-- DIRECTIVE --
Pull out every line containing the string "name".

** begin DATASET RECORDS **

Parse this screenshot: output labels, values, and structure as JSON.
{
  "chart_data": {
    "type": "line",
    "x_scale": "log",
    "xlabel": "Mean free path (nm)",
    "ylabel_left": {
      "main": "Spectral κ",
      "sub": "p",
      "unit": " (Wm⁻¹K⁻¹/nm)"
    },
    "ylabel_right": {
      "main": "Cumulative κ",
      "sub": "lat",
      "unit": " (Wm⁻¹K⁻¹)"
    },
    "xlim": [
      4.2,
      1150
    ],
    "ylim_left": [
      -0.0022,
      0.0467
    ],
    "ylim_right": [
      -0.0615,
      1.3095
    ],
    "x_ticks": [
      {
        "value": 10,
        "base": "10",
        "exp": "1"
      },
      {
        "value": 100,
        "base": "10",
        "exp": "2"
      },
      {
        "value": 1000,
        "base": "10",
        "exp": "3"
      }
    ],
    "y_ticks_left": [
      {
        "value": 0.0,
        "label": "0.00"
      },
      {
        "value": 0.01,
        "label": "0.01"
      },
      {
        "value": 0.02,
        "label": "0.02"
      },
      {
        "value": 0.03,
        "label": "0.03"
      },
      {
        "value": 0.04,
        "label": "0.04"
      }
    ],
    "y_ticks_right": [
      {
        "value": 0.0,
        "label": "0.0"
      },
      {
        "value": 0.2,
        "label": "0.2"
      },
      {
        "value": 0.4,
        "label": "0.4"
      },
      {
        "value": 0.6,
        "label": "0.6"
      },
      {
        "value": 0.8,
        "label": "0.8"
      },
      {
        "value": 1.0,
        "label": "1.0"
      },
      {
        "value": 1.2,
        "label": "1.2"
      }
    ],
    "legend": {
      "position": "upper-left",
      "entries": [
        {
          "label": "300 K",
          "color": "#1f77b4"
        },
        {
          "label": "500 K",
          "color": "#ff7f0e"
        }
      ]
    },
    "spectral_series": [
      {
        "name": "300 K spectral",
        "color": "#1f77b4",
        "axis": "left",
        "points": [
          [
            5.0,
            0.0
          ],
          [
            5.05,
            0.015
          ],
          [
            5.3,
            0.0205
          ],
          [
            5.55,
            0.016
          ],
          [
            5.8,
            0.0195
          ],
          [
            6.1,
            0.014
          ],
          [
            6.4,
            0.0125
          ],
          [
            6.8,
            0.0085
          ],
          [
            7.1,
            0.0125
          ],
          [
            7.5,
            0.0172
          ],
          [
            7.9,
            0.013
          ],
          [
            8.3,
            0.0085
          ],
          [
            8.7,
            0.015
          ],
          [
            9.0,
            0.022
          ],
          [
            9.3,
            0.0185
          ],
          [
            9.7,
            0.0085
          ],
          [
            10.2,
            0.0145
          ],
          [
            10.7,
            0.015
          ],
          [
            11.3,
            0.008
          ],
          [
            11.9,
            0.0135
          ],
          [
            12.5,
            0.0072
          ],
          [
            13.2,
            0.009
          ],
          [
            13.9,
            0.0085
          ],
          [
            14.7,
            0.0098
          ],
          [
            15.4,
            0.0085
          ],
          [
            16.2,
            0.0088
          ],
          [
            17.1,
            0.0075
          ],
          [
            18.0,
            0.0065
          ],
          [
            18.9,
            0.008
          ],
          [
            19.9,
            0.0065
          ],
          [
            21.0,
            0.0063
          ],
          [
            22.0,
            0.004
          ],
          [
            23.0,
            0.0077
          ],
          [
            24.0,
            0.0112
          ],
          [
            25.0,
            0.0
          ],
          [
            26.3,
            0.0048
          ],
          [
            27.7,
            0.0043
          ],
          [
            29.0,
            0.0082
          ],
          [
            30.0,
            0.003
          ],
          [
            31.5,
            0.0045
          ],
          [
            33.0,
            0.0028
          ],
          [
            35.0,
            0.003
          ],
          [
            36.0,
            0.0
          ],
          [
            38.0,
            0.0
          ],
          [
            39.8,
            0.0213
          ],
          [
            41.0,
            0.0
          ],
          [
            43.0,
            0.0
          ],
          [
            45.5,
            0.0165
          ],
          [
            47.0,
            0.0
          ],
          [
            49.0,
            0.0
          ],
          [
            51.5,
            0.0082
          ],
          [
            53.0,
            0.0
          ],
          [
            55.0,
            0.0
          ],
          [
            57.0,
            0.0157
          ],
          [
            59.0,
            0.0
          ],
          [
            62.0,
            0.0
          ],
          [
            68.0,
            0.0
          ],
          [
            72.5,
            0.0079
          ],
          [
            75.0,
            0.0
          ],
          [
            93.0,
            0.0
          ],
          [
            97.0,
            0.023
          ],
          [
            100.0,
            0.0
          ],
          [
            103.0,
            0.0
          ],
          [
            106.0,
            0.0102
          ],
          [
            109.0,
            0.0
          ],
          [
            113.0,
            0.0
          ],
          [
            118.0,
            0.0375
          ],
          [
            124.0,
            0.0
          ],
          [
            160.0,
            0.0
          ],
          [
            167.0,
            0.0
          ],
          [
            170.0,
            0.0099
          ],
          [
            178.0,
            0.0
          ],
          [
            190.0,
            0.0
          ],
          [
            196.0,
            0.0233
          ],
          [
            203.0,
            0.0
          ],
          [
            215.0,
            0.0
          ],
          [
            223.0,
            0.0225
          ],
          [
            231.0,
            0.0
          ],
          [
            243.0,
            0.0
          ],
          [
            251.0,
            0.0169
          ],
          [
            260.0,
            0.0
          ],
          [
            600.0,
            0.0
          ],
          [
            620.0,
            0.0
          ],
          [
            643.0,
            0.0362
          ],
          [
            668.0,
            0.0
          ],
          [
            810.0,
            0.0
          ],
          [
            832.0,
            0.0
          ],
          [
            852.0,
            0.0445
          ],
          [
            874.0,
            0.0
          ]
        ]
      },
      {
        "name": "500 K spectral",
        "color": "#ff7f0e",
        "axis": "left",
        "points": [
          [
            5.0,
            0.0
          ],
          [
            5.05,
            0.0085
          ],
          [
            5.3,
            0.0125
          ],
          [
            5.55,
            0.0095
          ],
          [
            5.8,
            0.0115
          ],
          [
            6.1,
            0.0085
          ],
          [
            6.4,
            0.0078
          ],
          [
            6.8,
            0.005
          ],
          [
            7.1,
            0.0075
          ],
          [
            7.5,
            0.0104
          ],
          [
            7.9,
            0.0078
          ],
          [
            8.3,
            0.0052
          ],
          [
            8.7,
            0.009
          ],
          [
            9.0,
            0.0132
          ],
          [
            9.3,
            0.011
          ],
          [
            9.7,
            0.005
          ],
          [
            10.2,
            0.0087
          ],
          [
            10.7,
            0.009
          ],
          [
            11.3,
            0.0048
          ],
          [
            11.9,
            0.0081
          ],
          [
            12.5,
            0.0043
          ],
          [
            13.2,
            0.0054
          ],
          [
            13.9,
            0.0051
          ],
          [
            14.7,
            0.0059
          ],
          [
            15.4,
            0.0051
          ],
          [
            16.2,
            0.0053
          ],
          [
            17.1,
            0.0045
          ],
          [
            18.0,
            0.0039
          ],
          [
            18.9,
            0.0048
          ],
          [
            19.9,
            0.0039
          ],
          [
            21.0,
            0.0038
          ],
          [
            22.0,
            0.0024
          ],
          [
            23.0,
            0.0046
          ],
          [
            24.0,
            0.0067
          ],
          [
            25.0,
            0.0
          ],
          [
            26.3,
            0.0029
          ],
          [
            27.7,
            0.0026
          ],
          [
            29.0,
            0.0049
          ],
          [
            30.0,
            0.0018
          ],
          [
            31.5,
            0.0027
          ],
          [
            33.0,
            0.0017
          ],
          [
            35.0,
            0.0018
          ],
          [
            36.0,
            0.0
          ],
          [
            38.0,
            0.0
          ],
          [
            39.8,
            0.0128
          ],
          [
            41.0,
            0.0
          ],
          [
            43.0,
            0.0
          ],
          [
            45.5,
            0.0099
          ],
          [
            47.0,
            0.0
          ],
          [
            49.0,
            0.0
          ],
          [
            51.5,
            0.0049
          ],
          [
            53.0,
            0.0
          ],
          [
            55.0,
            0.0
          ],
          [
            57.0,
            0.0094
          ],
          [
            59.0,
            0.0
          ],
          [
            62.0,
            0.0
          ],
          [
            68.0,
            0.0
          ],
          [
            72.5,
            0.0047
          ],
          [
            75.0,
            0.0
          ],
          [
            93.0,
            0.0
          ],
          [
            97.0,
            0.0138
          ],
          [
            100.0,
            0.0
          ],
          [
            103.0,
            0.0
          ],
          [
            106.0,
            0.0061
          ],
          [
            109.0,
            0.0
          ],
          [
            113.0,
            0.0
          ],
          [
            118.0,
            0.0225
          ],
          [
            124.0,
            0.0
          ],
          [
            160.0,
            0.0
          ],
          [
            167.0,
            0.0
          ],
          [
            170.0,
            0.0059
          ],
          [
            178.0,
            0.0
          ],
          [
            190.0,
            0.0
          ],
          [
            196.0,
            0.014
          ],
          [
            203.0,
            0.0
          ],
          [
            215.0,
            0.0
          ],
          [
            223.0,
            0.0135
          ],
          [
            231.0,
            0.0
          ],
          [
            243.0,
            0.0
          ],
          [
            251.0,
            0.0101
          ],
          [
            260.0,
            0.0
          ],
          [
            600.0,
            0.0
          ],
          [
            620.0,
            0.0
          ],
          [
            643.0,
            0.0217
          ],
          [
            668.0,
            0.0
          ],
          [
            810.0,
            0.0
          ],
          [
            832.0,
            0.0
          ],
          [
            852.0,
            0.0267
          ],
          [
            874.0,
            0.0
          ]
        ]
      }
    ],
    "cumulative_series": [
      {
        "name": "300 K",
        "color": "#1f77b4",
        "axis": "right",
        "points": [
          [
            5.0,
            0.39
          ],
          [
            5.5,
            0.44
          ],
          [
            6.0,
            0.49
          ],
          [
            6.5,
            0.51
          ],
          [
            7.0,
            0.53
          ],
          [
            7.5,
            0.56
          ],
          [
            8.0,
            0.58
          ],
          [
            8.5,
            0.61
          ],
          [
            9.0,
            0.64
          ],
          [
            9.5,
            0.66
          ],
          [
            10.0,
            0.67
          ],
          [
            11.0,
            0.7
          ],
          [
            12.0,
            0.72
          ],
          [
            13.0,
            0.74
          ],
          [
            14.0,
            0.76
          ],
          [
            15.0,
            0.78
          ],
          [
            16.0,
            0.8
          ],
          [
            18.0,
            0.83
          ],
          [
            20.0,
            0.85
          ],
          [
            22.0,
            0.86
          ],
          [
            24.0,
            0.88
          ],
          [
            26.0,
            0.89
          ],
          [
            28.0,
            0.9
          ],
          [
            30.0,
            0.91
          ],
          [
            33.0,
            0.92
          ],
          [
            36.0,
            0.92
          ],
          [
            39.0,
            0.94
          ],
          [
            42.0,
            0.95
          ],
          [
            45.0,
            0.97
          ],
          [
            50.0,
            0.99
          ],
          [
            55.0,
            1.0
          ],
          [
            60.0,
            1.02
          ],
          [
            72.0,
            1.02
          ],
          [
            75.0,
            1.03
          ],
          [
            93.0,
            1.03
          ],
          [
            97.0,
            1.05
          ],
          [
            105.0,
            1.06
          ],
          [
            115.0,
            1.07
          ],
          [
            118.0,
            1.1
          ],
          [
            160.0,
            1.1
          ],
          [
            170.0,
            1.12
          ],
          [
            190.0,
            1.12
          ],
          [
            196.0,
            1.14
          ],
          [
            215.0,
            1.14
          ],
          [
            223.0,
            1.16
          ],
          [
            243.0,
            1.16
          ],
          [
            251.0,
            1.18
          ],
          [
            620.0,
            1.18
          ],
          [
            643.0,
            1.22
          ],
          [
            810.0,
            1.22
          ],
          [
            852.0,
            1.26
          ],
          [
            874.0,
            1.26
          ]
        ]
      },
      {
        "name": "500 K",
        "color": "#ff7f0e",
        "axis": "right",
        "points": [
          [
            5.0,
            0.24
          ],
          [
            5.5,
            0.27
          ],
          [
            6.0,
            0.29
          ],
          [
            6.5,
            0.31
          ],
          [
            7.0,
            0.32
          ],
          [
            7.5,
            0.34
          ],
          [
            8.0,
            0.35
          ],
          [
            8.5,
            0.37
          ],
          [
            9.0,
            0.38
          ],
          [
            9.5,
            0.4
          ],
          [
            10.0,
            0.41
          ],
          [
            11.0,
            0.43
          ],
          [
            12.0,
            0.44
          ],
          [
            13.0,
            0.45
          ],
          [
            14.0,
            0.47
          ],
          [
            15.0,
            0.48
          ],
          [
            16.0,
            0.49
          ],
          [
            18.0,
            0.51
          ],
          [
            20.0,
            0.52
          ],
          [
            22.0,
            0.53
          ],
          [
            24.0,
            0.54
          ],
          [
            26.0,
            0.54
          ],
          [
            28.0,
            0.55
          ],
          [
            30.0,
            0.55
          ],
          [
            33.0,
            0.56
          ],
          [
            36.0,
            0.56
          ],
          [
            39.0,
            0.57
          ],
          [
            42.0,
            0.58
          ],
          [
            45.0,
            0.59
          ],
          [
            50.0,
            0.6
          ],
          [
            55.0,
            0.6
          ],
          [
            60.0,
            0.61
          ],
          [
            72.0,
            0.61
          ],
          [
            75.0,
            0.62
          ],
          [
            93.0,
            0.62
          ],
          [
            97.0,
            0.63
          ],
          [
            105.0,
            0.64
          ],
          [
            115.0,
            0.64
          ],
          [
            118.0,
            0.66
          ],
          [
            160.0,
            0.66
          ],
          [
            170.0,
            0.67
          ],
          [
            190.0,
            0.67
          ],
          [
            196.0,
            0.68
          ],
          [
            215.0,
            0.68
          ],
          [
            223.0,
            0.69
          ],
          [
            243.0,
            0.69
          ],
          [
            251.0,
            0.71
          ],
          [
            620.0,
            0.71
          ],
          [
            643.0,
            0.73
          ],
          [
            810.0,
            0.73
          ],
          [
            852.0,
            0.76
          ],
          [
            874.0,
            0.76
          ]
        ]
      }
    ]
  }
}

** end DATASET RECORDS **

-- WRITTEN REPLY --
        "name": "300 K spectral",
        "name": "500 K spectral",
        "name": "300 K",
        "name": "500 K",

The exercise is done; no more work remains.